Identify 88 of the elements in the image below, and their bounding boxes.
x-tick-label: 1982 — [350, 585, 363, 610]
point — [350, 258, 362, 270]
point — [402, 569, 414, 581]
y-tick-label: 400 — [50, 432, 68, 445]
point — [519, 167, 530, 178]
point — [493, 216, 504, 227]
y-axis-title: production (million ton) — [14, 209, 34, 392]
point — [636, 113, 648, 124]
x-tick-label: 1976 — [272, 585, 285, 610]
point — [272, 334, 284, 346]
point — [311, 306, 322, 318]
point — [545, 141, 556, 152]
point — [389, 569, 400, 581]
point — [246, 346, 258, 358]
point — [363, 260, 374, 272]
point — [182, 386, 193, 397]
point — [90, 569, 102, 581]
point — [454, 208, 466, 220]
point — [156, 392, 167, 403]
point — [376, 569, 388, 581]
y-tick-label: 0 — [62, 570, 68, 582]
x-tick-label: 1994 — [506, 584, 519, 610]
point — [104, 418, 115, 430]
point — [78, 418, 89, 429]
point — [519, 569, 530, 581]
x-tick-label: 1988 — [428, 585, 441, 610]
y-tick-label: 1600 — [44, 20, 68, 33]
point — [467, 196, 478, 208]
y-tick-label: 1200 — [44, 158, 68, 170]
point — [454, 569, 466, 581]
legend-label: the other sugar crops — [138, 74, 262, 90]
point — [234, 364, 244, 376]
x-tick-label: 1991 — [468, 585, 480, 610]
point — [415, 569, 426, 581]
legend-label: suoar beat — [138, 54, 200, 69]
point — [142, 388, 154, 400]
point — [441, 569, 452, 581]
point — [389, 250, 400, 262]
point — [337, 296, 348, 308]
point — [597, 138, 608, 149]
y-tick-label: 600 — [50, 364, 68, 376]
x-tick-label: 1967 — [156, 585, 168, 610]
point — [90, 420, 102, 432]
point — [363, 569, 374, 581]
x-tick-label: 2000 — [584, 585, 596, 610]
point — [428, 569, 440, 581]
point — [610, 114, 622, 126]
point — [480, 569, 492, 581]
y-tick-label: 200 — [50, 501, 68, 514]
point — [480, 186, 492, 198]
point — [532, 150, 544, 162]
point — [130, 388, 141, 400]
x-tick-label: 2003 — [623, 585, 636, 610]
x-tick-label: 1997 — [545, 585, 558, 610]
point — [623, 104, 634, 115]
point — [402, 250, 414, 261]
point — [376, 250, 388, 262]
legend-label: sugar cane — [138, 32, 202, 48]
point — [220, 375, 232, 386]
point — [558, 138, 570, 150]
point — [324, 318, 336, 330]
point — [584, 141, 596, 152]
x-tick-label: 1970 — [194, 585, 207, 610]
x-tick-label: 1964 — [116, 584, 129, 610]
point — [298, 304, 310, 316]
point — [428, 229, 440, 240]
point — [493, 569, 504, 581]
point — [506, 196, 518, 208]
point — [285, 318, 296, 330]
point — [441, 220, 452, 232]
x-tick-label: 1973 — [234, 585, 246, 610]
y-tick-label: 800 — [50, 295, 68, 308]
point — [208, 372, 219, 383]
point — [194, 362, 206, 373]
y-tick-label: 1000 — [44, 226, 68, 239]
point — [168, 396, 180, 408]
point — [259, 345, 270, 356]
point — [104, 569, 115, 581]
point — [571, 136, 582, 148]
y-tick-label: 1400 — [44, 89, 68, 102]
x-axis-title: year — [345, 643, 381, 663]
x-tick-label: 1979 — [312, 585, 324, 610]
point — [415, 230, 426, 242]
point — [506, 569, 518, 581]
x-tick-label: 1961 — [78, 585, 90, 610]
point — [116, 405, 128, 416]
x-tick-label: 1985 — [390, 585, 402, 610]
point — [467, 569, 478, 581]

__________________________________________________

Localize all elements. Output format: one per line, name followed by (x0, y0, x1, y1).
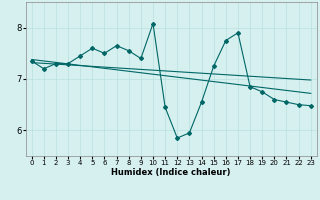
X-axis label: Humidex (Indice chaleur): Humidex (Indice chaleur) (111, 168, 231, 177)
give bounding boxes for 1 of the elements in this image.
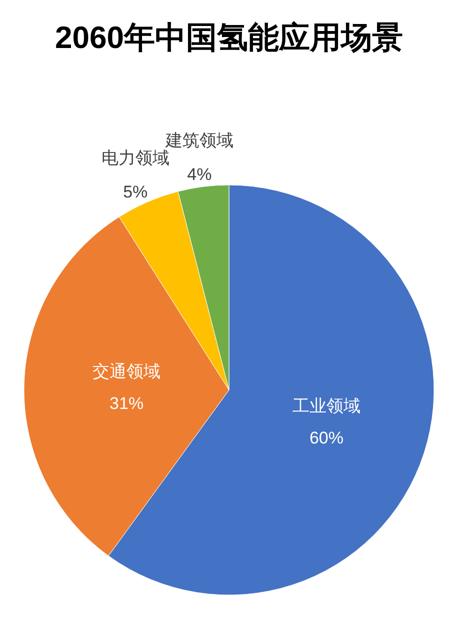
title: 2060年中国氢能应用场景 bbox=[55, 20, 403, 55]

__________________________________________________

**Aim**
Format the rows starting at the line containing "Localize all elements." and ending at the line containing "title: 2060年中国氢能应用场景 bbox=[55, 20, 403, 55]" as a JSON list of strings, one string per line, with blank lines dropped. Leave the pictures out of the list.

**Completed task**
[
  "Localize all elements. Output format: one per line, name followed by (x0, y0, x1, y1).",
  "X-axis label: Humidex (Indice chaleur): Humidex (Indice chaleur) (111, 168, 231, 177)",
  "give bounding boxes for 1 of the elements in this image.",
  "title: 2060年中国氢能应用场景 bbox=[55, 20, 403, 55]"
]